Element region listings

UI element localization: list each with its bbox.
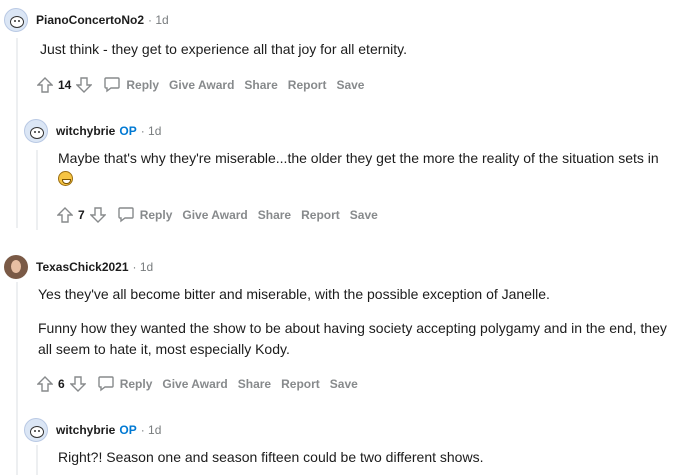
save-button[interactable]: Save xyxy=(336,78,364,92)
save-button[interactable]: Save xyxy=(330,377,358,391)
username[interactable]: witchybrie xyxy=(56,124,115,138)
upvote-icon[interactable] xyxy=(36,375,54,393)
op-badge: OP xyxy=(119,423,137,437)
comment-actions: 7 Reply Give Award Share Report Save xyxy=(56,203,676,227)
comment-actions: 6 Reply Give Award Share Report Save xyxy=(36,372,676,396)
downvote-icon[interactable] xyxy=(69,375,87,393)
give-award-button[interactable]: Give Award xyxy=(162,377,227,391)
comment-header: witchybrie OP · 1d xyxy=(24,418,676,442)
snoo-avatar[interactable] xyxy=(24,119,48,143)
username[interactable]: TexasChick2021 xyxy=(36,260,129,274)
report-button[interactable]: Report xyxy=(301,208,340,222)
comment-bubble-icon xyxy=(104,77,121,93)
comment-actions: 14 Reply Give Award Share Report Save xyxy=(36,73,674,97)
comment-text: Maybe that's why they're miserable...the… xyxy=(58,148,674,190)
comment-text-content: Maybe that's why they're miserable...the… xyxy=(58,150,659,166)
reply-button[interactable]: Reply xyxy=(97,375,153,393)
comment-bubble-icon xyxy=(117,207,134,223)
comment-age: · 1d xyxy=(140,124,162,138)
comment-age: · 1d xyxy=(148,13,169,27)
comment-text: Funny how they wanted the show to be abo… xyxy=(38,320,667,357)
comment-age: · 1d xyxy=(132,260,154,274)
reply-label: Reply xyxy=(119,377,153,391)
downvote-icon[interactable] xyxy=(75,76,93,94)
photo-avatar[interactable] xyxy=(4,255,28,279)
reply-label: Reply xyxy=(126,78,160,92)
comment: witchybrie OP · 1d Maybe that's why they… xyxy=(24,119,676,227)
share-button[interactable]: Share xyxy=(258,208,291,222)
reply-button[interactable]: Reply xyxy=(117,206,173,224)
comment-header: witchybrie OP · 1d xyxy=(24,119,676,143)
username[interactable]: PianoConcertoNo2 xyxy=(36,13,144,27)
save-button[interactable]: Save xyxy=(350,208,378,222)
report-button[interactable]: Report xyxy=(281,377,320,391)
give-award-button[interactable]: Give Award xyxy=(182,208,247,222)
comment-header: PianoConcertoNo2 · 1d xyxy=(4,8,674,32)
comment: TexasChick2021 · 1d Yes they've all beco… xyxy=(4,255,676,396)
vote-score: 6 xyxy=(58,377,65,391)
username[interactable]: witchybrie xyxy=(56,423,115,437)
upvote-icon[interactable] xyxy=(36,76,54,94)
upvote-icon[interactable] xyxy=(56,206,74,224)
comment: PianoConcertoNo2 · 1d Just think - they … xyxy=(4,8,674,97)
grinning-sweat-emoji xyxy=(58,171,73,186)
comment: witchybrie OP · 1d Right?! Season one an… xyxy=(24,418,676,468)
reply-button[interactable]: Reply xyxy=(103,76,159,94)
comment-text: Yes they've all become bitter and misera… xyxy=(38,286,550,302)
comment-header: TexasChick2021 · 1d xyxy=(4,255,676,279)
downvote-icon[interactable] xyxy=(89,206,107,224)
comment-text: Just think - they get to experience all … xyxy=(40,41,408,57)
reply-label: Reply xyxy=(139,208,173,222)
snoo-avatar[interactable] xyxy=(24,418,48,442)
vote-score: 7 xyxy=(78,208,85,222)
give-award-button[interactable]: Give Award xyxy=(169,78,234,92)
comment-bubble-icon xyxy=(97,376,114,392)
op-badge: OP xyxy=(119,124,137,138)
comment-text: Right?! Season one and season fifteen co… xyxy=(58,449,484,465)
vote-score: 14 xyxy=(58,78,72,92)
comment-age: · 1d xyxy=(140,423,162,437)
report-button[interactable]: Report xyxy=(288,78,327,92)
snoo-avatar[interactable] xyxy=(4,8,28,32)
share-button[interactable]: Share xyxy=(238,377,271,391)
share-button[interactable]: Share xyxy=(244,78,277,92)
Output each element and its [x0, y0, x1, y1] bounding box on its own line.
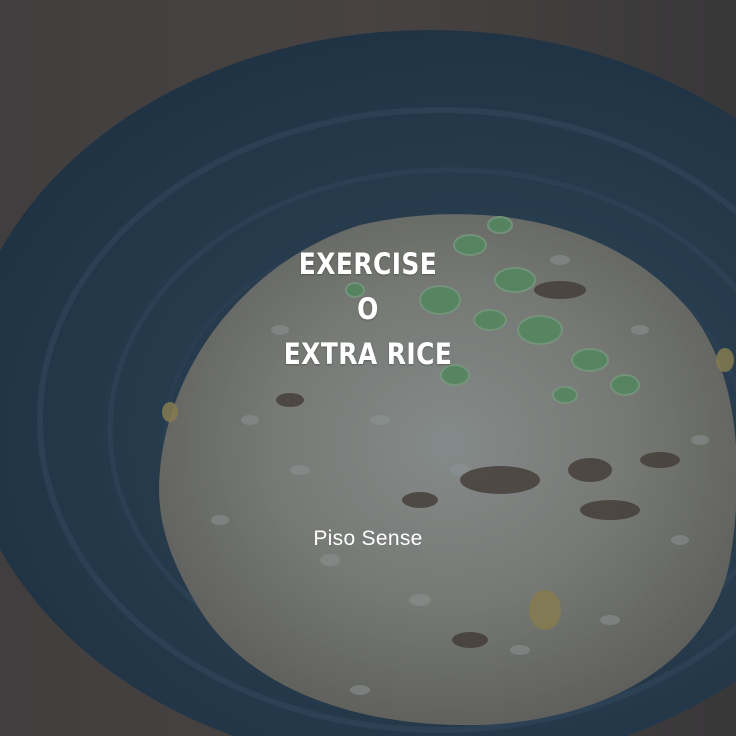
- headline-line-o: O: [357, 292, 379, 326]
- brand-label: Piso Sense: [313, 527, 423, 550]
- headline: EXERCISE O EXTRA RICE: [239, 242, 497, 377]
- headline-line-exercise: EXERCISE: [298, 247, 438, 281]
- headline-line-extra-rice: EXTRA RICE: [283, 337, 453, 371]
- post-image: EXERCISE O EXTRA RICE Piso Sense: [0, 0, 736, 736]
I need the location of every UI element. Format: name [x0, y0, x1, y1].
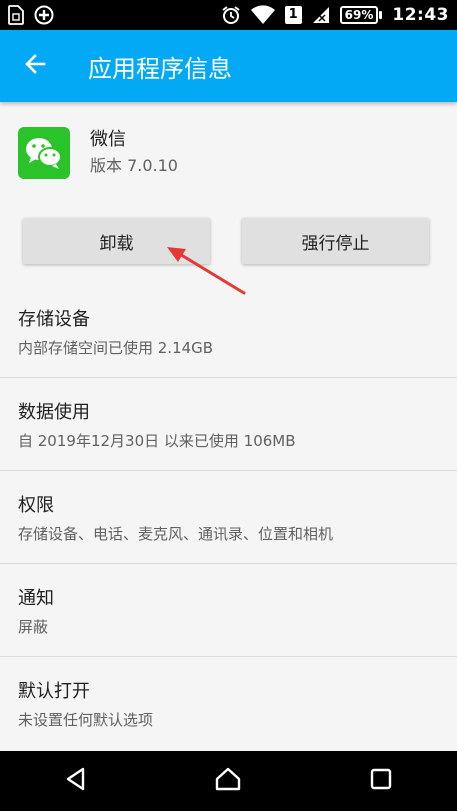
- alarm-icon: [221, 5, 241, 25]
- sim-card-icon: [8, 5, 24, 25]
- settings-item-subtitle: 存储设备、电话、麦克风、通讯录、位置和相机: [18, 525, 334, 543]
- home-icon: [214, 766, 242, 796]
- sim-slot-badge: 1: [284, 6, 302, 24]
- settings-item-title: 存储设备: [18, 309, 90, 330]
- page-title: 应用程序信息: [88, 54, 232, 83]
- app-bar: 应用程序信息: [0, 30, 457, 102]
- nav-back-button[interactable]: [46, 751, 106, 811]
- wechat-icon: [18, 127, 70, 179]
- settings-item-notifications[interactable]: 通知 屏蔽: [0, 564, 457, 657]
- wifi-icon: [250, 5, 275, 25]
- status-time: 12:43: [392, 5, 449, 25]
- app-name: 微信: [90, 129, 126, 150]
- settings-item-subtitle: 内部存储空间已使用 2.14GB: [18, 339, 214, 357]
- signal-icon: [312, 6, 330, 24]
- settings-item-title: 数据使用: [18, 402, 90, 423]
- recents-icon: [369, 767, 393, 795]
- settings-item-data-usage[interactable]: 数据使用 自 2019年12月30日 以来已使用 106MB: [0, 378, 457, 471]
- back-icon: [63, 766, 89, 796]
- settings-list: 存储设备 内部存储空间已使用 2.14GB 数据使用 自 2019年12月30日…: [0, 285, 457, 750]
- app-text: 微信 版本 7.0.10: [90, 128, 178, 178]
- back-button[interactable]: [0, 30, 70, 102]
- status-bar-left: [8, 5, 54, 25]
- settings-item-subtitle: 自 2019年12月30日 以来已使用 106MB: [18, 432, 296, 450]
- nav-recents-button[interactable]: [351, 751, 411, 811]
- nav-home-button[interactable]: [198, 751, 258, 811]
- uninstall-button[interactable]: 卸载: [23, 218, 210, 264]
- settings-item-open-by-default[interactable]: 默认打开 未设置任何默认选项: [0, 657, 457, 750]
- arrow-left-icon: [23, 52, 47, 80]
- app-version: 版本 7.0.10: [90, 156, 178, 175]
- status-bar: 1 69% 12:43: [0, 0, 457, 30]
- battery-tip: [379, 11, 383, 19]
- app-info-header: 微信 版本 7.0.10: [18, 126, 178, 180]
- status-bar-right: 1 69% 12:43: [221, 5, 449, 25]
- add-circle-icon: [34, 5, 54, 25]
- battery-indicator: 69%: [339, 6, 383, 24]
- force-stop-button[interactable]: 强行停止: [242, 218, 429, 264]
- battery-level: 69%: [339, 6, 379, 24]
- settings-item-storage[interactable]: 存储设备 内部存储空间已使用 2.14GB: [0, 285, 457, 378]
- settings-item-title: 权限: [18, 495, 54, 516]
- navigation-bar: [0, 751, 457, 811]
- settings-item-permissions[interactable]: 权限 存储设备、电话、麦克风、通讯录、位置和相机: [0, 471, 457, 564]
- settings-item-title: 默认打开: [18, 681, 90, 702]
- settings-item-subtitle: 未设置任何默认选项: [18, 711, 154, 729]
- settings-item-subtitle: 屏蔽: [18, 618, 49, 636]
- settings-item-title: 通知: [18, 588, 54, 609]
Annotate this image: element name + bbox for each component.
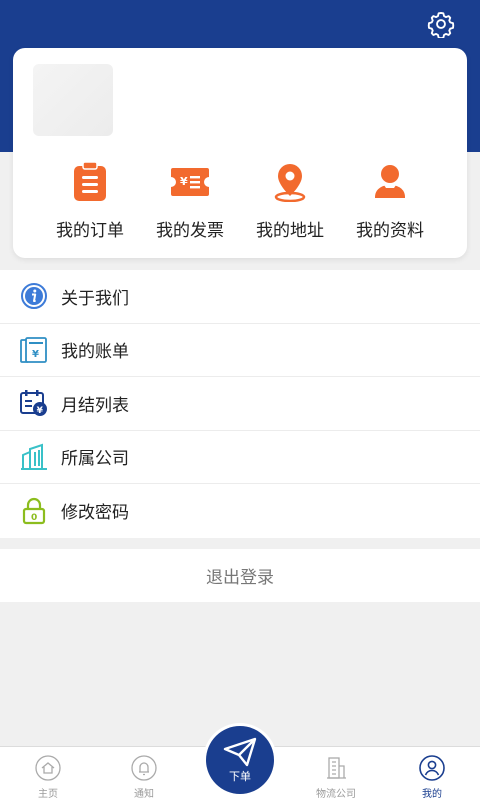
- location-pin-icon: [270, 160, 310, 204]
- my-address-button[interactable]: 我的地址: [240, 160, 340, 241]
- clipboard-icon: [70, 160, 110, 204]
- menu-item-change-password[interactable]: 0 修改密码: [0, 484, 480, 538]
- menu-label-about-us: 关于我们: [61, 288, 129, 309]
- tab-mine[interactable]: 我的: [384, 747, 480, 800]
- menu-label-my-bills: 我的账单: [61, 342, 129, 363]
- tab-notifications[interactable]: 通知: [96, 747, 192, 800]
- menu-label-company: 所属公司: [61, 449, 129, 470]
- svg-text:¥: ¥: [180, 175, 188, 188]
- user-icon: [418, 754, 446, 781]
- paper-plane-icon: [223, 737, 257, 766]
- tab-label-notifications: 通知: [134, 789, 154, 800]
- menu-item-about-us[interactable]: 关于我们: [0, 270, 480, 324]
- menu-label-monthly-list: 月结列表: [61, 395, 129, 416]
- gear-icon: [427, 11, 455, 38]
- my-invoices-label: 我的发票: [156, 221, 224, 241]
- logout-button[interactable]: 退出登录: [0, 549, 480, 602]
- place-order-label: 下单: [229, 769, 251, 783]
- user-profile-icon: [370, 160, 410, 204]
- menu-item-my-bills[interactable]: ¥ 我的账单: [0, 324, 480, 377]
- tab-label-logistics: 物流公司: [316, 789, 356, 800]
- tab-logistics[interactable]: 物流公司: [288, 747, 384, 800]
- my-orders-label: 我的订单: [56, 221, 124, 241]
- quick-actions: 我的订单 ¥ 我的发票 我的地址 我的资料: [13, 160, 467, 241]
- settings-button[interactable]: [426, 9, 456, 39]
- calendar-yen-icon: ¥: [20, 389, 48, 417]
- my-address-label: 我的地址: [256, 221, 324, 241]
- tab-label-mine: 我的: [422, 789, 442, 800]
- svg-text:¥: ¥: [37, 406, 44, 416]
- place-order-button[interactable]: 下单: [206, 726, 274, 794]
- home-icon: [34, 754, 62, 781]
- info-icon: [20, 282, 48, 310]
- lock-icon: 0: [20, 497, 48, 525]
- svg-text:0: 0: [31, 513, 37, 523]
- menu-label-change-password: 修改密码: [61, 503, 129, 524]
- profile-card: 我的订单 ¥ 我的发票 我的地址 我的资料: [13, 48, 467, 258]
- svg-text:¥: ¥: [32, 349, 39, 360]
- bell-icon: [130, 754, 158, 781]
- tab-label-home: 主页: [38, 789, 58, 800]
- avatar[interactable]: [33, 64, 113, 136]
- my-orders-button[interactable]: 我的订单: [40, 160, 140, 241]
- my-profile-button[interactable]: 我的资料: [340, 160, 440, 241]
- building-icon: [20, 443, 48, 471]
- logistics-building-icon: [322, 754, 350, 781]
- my-profile-label: 我的资料: [356, 221, 424, 241]
- tab-home[interactable]: 主页: [0, 747, 96, 800]
- bill-icon: ¥: [20, 336, 48, 364]
- menu-list: 关于我们 ¥ 我的账单 ¥ 月结列表 所属公司 0 修改密码: [0, 270, 480, 538]
- menu-item-monthly-list[interactable]: ¥ 月结列表: [0, 377, 480, 431]
- menu-item-company[interactable]: 所属公司: [0, 431, 480, 484]
- my-invoices-button[interactable]: ¥ 我的发票: [140, 160, 240, 241]
- invoice-ticket-icon: ¥: [170, 160, 210, 204]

■ **Stated task**: Edit the lines starting at the one containing "- alarm-icon: [221, 5, 241, 25]" and ending at the one containing "- settings-item-title: 存储设备: [18, 309, 90, 330]", putting "clock-icon" in place of "alarm-icon" and keeping everything else the same.

■ **Result of the task**:
- clock-icon: [221, 5, 241, 25]
- sim-card-icon: [8, 5, 24, 25]
- settings-item-subtitle: 存储设备、电话、麦克风、通讯录、位置和相机: [18, 525, 334, 543]
- home-icon: [214, 766, 242, 796]
- sim-slot-badge: 1: [284, 6, 302, 24]
- settings-item-title: 存储设备: [18, 309, 90, 330]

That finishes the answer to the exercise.